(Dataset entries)
******************************

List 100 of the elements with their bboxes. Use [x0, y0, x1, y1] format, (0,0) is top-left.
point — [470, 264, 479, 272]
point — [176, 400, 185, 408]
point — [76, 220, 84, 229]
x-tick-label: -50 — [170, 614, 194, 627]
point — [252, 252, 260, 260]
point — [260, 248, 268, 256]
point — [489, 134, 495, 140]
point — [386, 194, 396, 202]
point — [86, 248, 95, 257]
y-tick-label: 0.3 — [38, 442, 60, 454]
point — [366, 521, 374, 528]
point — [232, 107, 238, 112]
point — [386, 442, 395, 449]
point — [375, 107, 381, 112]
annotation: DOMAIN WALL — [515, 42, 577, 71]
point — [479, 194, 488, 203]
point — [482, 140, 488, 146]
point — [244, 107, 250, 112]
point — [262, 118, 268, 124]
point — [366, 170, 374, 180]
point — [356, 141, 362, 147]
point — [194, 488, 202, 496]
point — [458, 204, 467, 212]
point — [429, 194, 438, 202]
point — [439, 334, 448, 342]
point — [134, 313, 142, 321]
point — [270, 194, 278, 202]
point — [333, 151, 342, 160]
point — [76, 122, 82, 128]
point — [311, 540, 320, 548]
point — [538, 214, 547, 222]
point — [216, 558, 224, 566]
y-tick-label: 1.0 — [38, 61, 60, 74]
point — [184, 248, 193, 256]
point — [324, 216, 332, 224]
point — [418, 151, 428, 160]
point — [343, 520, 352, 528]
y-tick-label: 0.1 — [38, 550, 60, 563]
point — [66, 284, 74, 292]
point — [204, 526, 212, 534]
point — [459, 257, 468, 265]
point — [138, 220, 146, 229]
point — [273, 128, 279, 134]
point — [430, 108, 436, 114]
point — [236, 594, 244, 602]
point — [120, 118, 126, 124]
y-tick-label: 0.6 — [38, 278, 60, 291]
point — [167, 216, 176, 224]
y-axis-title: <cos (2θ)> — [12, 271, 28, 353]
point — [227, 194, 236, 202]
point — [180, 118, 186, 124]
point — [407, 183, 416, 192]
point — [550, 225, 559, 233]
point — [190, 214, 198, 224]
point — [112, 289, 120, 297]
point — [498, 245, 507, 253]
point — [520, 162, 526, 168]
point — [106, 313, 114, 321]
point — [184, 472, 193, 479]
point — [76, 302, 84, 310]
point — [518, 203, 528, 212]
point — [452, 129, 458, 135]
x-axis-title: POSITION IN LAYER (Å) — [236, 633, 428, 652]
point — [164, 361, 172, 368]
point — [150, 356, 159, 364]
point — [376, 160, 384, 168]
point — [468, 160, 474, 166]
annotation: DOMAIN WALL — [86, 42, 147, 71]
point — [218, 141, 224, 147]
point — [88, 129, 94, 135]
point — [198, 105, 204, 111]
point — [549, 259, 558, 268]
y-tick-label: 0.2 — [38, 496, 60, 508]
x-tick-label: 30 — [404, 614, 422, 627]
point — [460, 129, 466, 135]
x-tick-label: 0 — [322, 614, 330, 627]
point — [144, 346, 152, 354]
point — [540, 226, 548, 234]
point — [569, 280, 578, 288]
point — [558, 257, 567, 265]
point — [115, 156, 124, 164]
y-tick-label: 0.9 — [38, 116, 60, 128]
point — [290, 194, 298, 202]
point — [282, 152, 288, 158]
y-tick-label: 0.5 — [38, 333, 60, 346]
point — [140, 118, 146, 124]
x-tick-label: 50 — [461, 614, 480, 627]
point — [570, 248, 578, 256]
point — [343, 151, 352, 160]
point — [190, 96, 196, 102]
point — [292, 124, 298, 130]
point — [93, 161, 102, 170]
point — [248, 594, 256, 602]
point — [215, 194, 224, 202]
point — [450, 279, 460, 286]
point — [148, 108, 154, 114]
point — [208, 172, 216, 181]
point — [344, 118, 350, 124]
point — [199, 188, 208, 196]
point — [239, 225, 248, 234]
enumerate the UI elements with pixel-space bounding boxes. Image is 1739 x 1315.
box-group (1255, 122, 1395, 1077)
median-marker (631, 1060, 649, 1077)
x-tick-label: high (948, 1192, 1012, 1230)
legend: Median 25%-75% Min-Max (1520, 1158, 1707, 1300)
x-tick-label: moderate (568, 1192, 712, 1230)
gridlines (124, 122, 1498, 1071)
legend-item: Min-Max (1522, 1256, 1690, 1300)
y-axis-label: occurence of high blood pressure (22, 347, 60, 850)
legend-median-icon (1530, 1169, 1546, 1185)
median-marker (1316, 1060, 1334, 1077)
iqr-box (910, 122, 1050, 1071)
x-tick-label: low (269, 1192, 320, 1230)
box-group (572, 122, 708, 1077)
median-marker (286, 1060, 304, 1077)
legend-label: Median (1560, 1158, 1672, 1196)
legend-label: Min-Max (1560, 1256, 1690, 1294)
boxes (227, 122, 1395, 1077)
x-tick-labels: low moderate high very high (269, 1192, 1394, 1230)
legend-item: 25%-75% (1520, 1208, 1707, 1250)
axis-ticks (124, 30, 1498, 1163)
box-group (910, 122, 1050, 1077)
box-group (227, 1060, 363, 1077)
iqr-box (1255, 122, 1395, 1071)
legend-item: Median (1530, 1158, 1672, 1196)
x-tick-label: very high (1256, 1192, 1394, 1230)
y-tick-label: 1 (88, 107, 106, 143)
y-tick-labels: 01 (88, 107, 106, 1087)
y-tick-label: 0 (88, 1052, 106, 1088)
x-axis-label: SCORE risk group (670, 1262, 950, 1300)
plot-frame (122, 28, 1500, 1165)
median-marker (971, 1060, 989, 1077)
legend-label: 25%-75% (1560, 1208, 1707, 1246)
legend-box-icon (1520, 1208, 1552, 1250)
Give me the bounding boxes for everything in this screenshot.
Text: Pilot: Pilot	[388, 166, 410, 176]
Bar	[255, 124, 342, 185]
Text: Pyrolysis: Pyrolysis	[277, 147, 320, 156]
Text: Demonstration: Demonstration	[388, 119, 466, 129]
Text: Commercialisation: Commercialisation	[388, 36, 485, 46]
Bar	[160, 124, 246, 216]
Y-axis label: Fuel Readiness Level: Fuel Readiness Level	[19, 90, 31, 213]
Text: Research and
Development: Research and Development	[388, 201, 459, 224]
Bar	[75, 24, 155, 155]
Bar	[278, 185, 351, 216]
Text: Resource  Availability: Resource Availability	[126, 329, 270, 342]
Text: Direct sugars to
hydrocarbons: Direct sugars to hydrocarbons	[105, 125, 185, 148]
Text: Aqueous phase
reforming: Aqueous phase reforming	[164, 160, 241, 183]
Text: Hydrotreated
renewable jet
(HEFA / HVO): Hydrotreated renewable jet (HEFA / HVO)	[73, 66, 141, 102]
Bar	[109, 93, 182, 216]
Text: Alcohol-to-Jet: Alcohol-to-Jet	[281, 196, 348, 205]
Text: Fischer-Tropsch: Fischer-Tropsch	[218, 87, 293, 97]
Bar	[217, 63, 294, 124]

******************************

— Written problem —
Copy out every line of the entries above word for word, with nothing changed.

— Response —
List 100 of the elements with their bboxes. Use [x0, y0, x1, y1] format, (0,0) is top-left.
point — [470, 264, 479, 272]
point — [176, 400, 185, 408]
point — [76, 220, 84, 229]
x-tick-label: -50 — [170, 614, 194, 627]
point — [252, 252, 260, 260]
point — [260, 248, 268, 256]
point — [489, 134, 495, 140]
point — [386, 194, 396, 202]
point — [86, 248, 95, 257]
y-tick-label: 0.3 — [38, 442, 60, 454]
point — [366, 521, 374, 528]
point — [232, 107, 238, 112]
point — [386, 442, 395, 449]
point — [375, 107, 381, 112]
annotation: DOMAIN WALL — [515, 42, 577, 71]
point — [479, 194, 488, 203]
point — [482, 140, 488, 146]
point — [244, 107, 250, 112]
point — [262, 118, 268, 124]
point — [366, 170, 374, 180]
point — [356, 141, 362, 147]
point — [194, 488, 202, 496]
point — [458, 204, 467, 212]
point — [429, 194, 438, 202]
point — [439, 334, 448, 342]
point — [134, 313, 142, 321]
point — [270, 194, 278, 202]
point — [333, 151, 342, 160]
point — [76, 122, 82, 128]
point — [311, 540, 320, 548]
point — [538, 214, 547, 222]
point — [216, 558, 224, 566]
y-tick-label: 1.0 — [38, 61, 60, 74]
point — [184, 248, 193, 256]
point — [324, 216, 332, 224]
point — [418, 151, 428, 160]
point — [343, 520, 352, 528]
y-tick-label: 0.1 — [38, 550, 60, 563]
point — [66, 284, 74, 292]
point — [204, 526, 212, 534]
point — [459, 257, 468, 265]
point — [138, 220, 146, 229]
point — [273, 128, 279, 134]
point — [430, 108, 436, 114]
point — [236, 594, 244, 602]
point — [120, 118, 126, 124]
y-tick-label: 0.6 — [38, 278, 60, 291]
point — [167, 216, 176, 224]
y-axis-title: <cos (2θ)> — [12, 271, 28, 353]
point — [227, 194, 236, 202]
point — [180, 118, 186, 124]
point — [407, 183, 416, 192]
point — [550, 225, 559, 233]
point — [190, 214, 198, 224]
point — [112, 289, 120, 297]
point — [498, 245, 507, 253]
point — [520, 162, 526, 168]
point — [106, 313, 114, 321]
point — [184, 472, 193, 479]
point — [76, 302, 84, 310]
point — [518, 203, 528, 212]
point — [452, 129, 458, 135]
x-axis-title: POSITION IN LAYER (Å) — [236, 633, 428, 652]
point — [164, 361, 172, 368]
point — [150, 356, 159, 364]
point — [376, 160, 384, 168]
point — [468, 160, 474, 166]
annotation: DOMAIN WALL — [86, 42, 147, 71]
point — [218, 141, 224, 147]
point — [88, 129, 94, 135]
point — [198, 105, 204, 111]
point — [549, 259, 558, 268]
y-tick-label: 0.2 — [38, 496, 60, 508]
x-tick-label: 30 — [404, 614, 422, 627]
point — [460, 129, 466, 135]
x-tick-label: 0 — [322, 614, 330, 627]
point — [144, 346, 152, 354]
point — [540, 226, 548, 234]
point — [569, 280, 578, 288]
point — [558, 257, 567, 265]
point — [115, 156, 124, 164]
y-tick-label: 0.9 — [38, 116, 60, 128]
point — [290, 194, 298, 202]
point — [282, 152, 288, 158]
y-tick-label: 0.5 — [38, 333, 60, 346]
point — [140, 118, 146, 124]
x-tick-label: 50 — [461, 614, 480, 627]
point — [570, 248, 578, 256]
point — [343, 151, 352, 160]
point — [190, 96, 196, 102]
point — [292, 124, 298, 130]
point — [93, 161, 102, 170]
point — [248, 594, 256, 602]
point — [215, 194, 224, 202]
point — [450, 279, 460, 286]
point — [148, 108, 154, 114]
point — [208, 172, 216, 181]
point — [344, 118, 350, 124]
point — [199, 188, 208, 196]
point — [239, 225, 248, 234]
enumerate the UI elements with pixel-space bounding boxes. Image is 1739 x 1315.
box-group (1255, 122, 1395, 1077)
median-marker (631, 1060, 649, 1077)
x-tick-label: high (948, 1192, 1012, 1230)
legend: Median 25%-75% Min-Max (1520, 1158, 1707, 1300)
x-tick-label: moderate (568, 1192, 712, 1230)
gridlines (124, 122, 1498, 1071)
legend-item: Min-Max (1522, 1256, 1690, 1300)
y-axis-label: occurence of high blood pressure (22, 347, 60, 850)
legend-median-icon (1530, 1169, 1546, 1185)
median-marker (1316, 1060, 1334, 1077)
iqr-box (910, 122, 1050, 1071)
x-tick-label: low (269, 1192, 320, 1230)
box-group (572, 122, 708, 1077)
median-marker (286, 1060, 304, 1077)
legend-label: Median (1560, 1158, 1672, 1196)
legend-label: Min-Max (1560, 1256, 1690, 1294)
boxes (227, 122, 1395, 1077)
x-tick-labels: low moderate high very high (269, 1192, 1394, 1230)
legend-item: 25%-75% (1520, 1208, 1707, 1250)
axis-ticks (124, 30, 1498, 1163)
box-group (910, 122, 1050, 1077)
box-group (227, 1060, 363, 1077)
iqr-box (1255, 122, 1395, 1071)
legend-item: Median (1530, 1158, 1672, 1196)
x-tick-label: very high (1256, 1192, 1394, 1230)
y-tick-label: 1 (88, 107, 106, 143)
y-tick-labels: 01 (88, 107, 106, 1087)
y-tick-label: 0 (88, 1052, 106, 1088)
x-axis-label: SCORE risk group (670, 1262, 950, 1300)
plot-frame (122, 28, 1500, 1165)
median-marker (971, 1060, 989, 1077)
legend-label: 25%-75% (1560, 1208, 1707, 1246)
legend-box-icon (1520, 1208, 1552, 1250)
Give me the bounding boxes for everything in this screenshot.
Text: Pilot: Pilot	[388, 166, 410, 176]
Bar	[255, 124, 342, 185]
Text: Pyrolysis: Pyrolysis	[277, 147, 320, 156]
Text: Demonstration: Demonstration	[388, 119, 466, 129]
Text: Commercialisation: Commercialisation	[388, 36, 485, 46]
Bar	[160, 124, 246, 216]
Y-axis label: Fuel Readiness Level: Fuel Readiness Level	[19, 90, 31, 213]
Text: Research and
Development: Research and Development	[388, 201, 459, 224]
Bar	[75, 24, 155, 155]
Bar	[278, 185, 351, 216]
Text: Resource  Availability: Resource Availability	[126, 329, 270, 342]
Text: Direct sugars to
hydrocarbons: Direct sugars to hydrocarbons	[105, 125, 185, 148]
Text: Aqueous phase
reforming: Aqueous phase reforming	[164, 160, 241, 183]
Text: Hydrotreated
renewable jet
(HEFA / HVO): Hydrotreated renewable jet (HEFA / HVO)	[73, 66, 141, 102]
Bar	[109, 93, 182, 216]
Text: Alcohol-to-Jet: Alcohol-to-Jet	[281, 196, 348, 205]
Text: Fischer-Tropsch: Fischer-Tropsch	[218, 87, 293, 97]
Bar	[217, 63, 294, 124]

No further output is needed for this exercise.